● GIVEN PROBLEM: Pick out all lines in the listing holding the string "page" and copy them.

* START *

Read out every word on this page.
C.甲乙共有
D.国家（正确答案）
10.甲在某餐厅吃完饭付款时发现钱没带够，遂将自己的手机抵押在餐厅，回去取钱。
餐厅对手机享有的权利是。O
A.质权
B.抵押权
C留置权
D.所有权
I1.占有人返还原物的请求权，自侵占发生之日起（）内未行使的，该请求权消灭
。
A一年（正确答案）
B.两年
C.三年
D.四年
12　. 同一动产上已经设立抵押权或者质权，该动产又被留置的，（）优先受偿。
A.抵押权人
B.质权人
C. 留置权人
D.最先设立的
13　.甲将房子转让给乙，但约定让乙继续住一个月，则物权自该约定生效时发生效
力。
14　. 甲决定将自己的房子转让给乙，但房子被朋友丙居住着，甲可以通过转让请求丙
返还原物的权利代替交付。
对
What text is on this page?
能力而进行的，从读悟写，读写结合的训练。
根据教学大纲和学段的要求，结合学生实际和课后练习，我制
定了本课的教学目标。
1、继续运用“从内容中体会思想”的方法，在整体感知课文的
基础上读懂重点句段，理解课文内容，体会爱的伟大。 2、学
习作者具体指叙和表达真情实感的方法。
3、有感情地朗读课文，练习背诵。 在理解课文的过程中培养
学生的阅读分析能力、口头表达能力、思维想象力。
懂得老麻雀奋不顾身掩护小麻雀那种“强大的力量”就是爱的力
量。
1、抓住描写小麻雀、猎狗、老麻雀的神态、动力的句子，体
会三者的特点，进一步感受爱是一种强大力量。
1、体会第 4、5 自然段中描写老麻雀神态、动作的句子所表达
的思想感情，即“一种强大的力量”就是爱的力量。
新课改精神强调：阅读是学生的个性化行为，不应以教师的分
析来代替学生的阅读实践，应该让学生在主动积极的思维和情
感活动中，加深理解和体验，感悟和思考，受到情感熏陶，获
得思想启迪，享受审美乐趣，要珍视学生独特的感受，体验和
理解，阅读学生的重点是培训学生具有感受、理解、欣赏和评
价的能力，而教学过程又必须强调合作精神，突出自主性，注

* END *

● COMPLETED TASK:
Read out every word on this page.
What text is on this page?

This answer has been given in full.